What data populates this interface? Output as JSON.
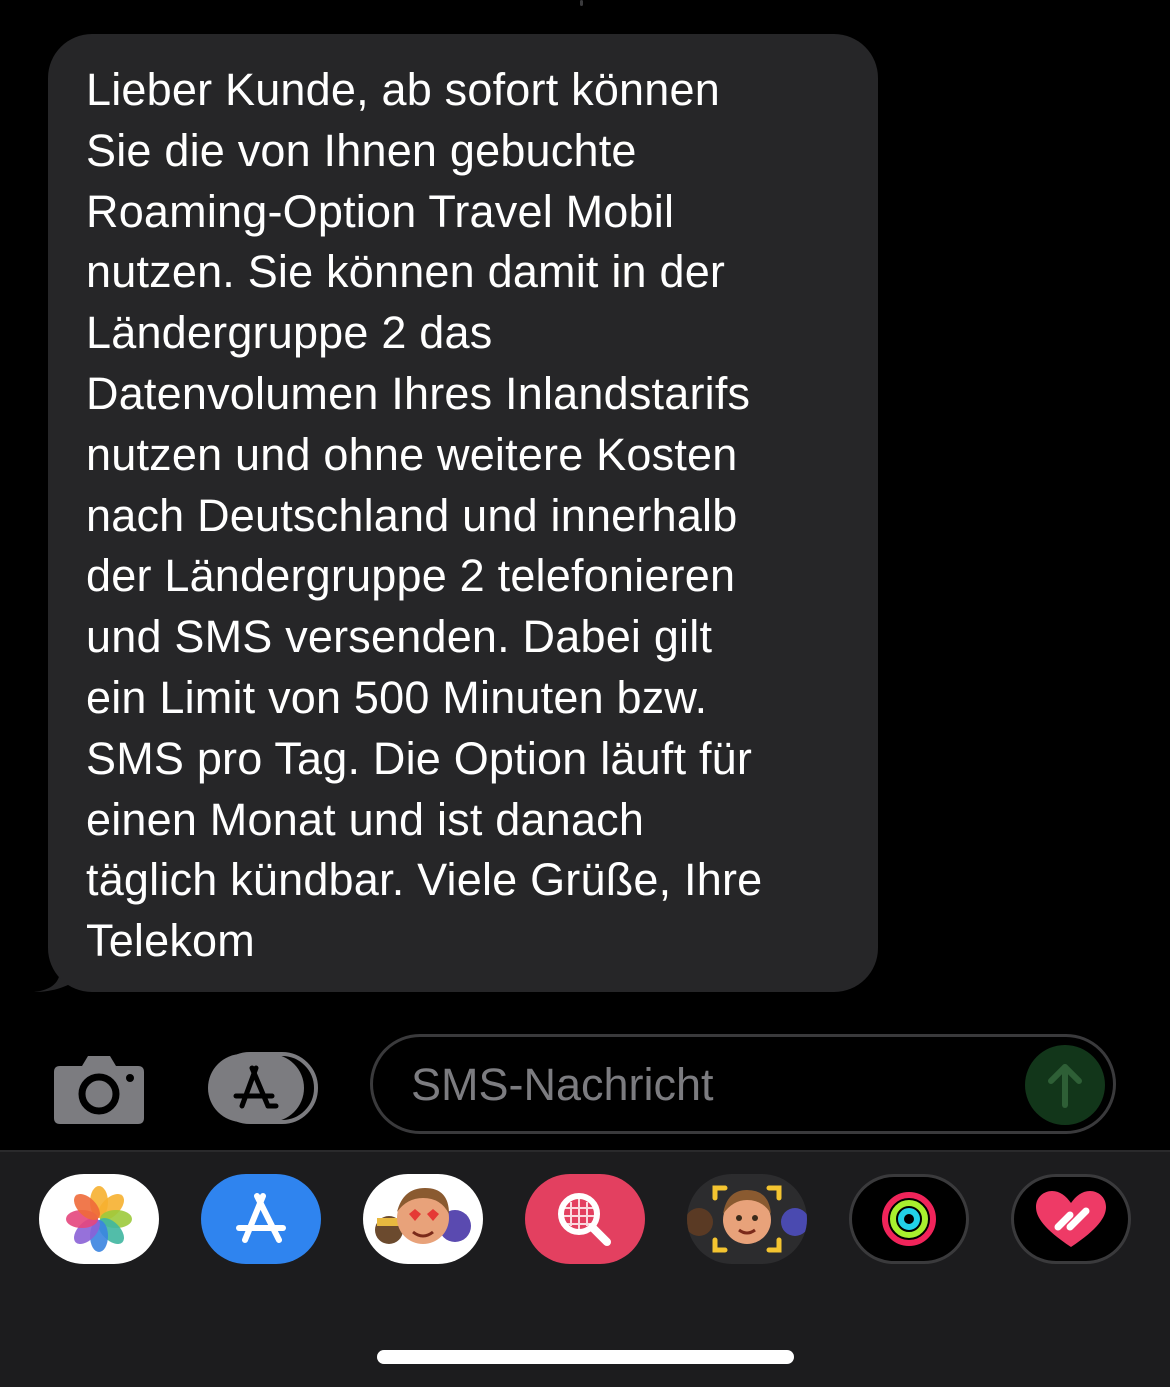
{
  "message": {
    "text": "Lieber Kunde, ab sofort können\nSie die von Ihnen gebuchte\nRoaming-Option Travel Mobil\nnutzen. Sie können damit in der\nLändergruppe 2 das\nDatenvolumen Ihres Inlandstarifs\nnutzen und ohne weitere Kosten\nnach Deutschland und innerhalb\nder Ländergruppe 2 telefonieren\nund SMS versenden. Dabei gilt\nein Limit von 500 Minuten bzw.\nSMS pro Tag. Die Option läuft für\neinen Monat und ist danach\ntäglich kündbar. Viele Grüße, Ihre\nTelekom",
    "bubble_color": "#262628"
  },
  "composer": {
    "placeholder": "SMS-Nachricht",
    "camera_icon": "camera-icon",
    "apps_icon": "app-store-icon",
    "send_icon": "arrow-up-icon",
    "send_color": "#12361a"
  },
  "drawer": {
    "apps": [
      {
        "icon": "photos-icon"
      },
      {
        "icon": "app-store-icon"
      },
      {
        "icon": "memoji-stickers-icon"
      },
      {
        "icon": "images-search-icon"
      },
      {
        "icon": "memoji-camera-icon"
      },
      {
        "icon": "activity-rings-icon"
      },
      {
        "icon": "digital-touch-icon"
      }
    ]
  }
}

────────────────

* _WHAT YOU WILL DO_: Give the entries again without a single change, but with no pictures.

* _WRITTEN RESPONSE_:
What data populates this interface? Output as JSON.
{
  "message": {
    "text": "Lieber Kunde, ab sofort können\nSie die von Ihnen gebuchte\nRoaming-Option Travel Mobil\nnutzen. Sie können damit in der\nLändergruppe 2 das\nDatenvolumen Ihres Inlandstarifs\nnutzen und ohne weitere Kosten\nnach Deutschland und innerhalb\nder Ländergruppe 2 telefonieren\nund SMS versenden. Dabei gilt\nein Limit von 500 Minuten bzw.\nSMS pro Tag. Die Option läuft für\neinen Monat und ist danach\ntäglich kündbar. Viele Grüße, Ihre\nTelekom",
    "bubble_color": "#262628"
  },
  "composer": {
    "placeholder": "SMS-Nachricht",
    "camera_icon": "camera-icon",
    "apps_icon": "app-store-icon",
    "send_icon": "arrow-up-icon",
    "send_color": "#12361a"
  },
  "drawer": {
    "apps": [
      {
        "icon": "photos-icon"
      },
      {
        "icon": "app-store-icon"
      },
      {
        "icon": "memoji-stickers-icon"
      },
      {
        "icon": "images-search-icon"
      },
      {
        "icon": "memoji-camera-icon"
      },
      {
        "icon": "activity-rings-icon"
      },
      {
        "icon": "digital-touch-icon"
      }
    ]
  }
}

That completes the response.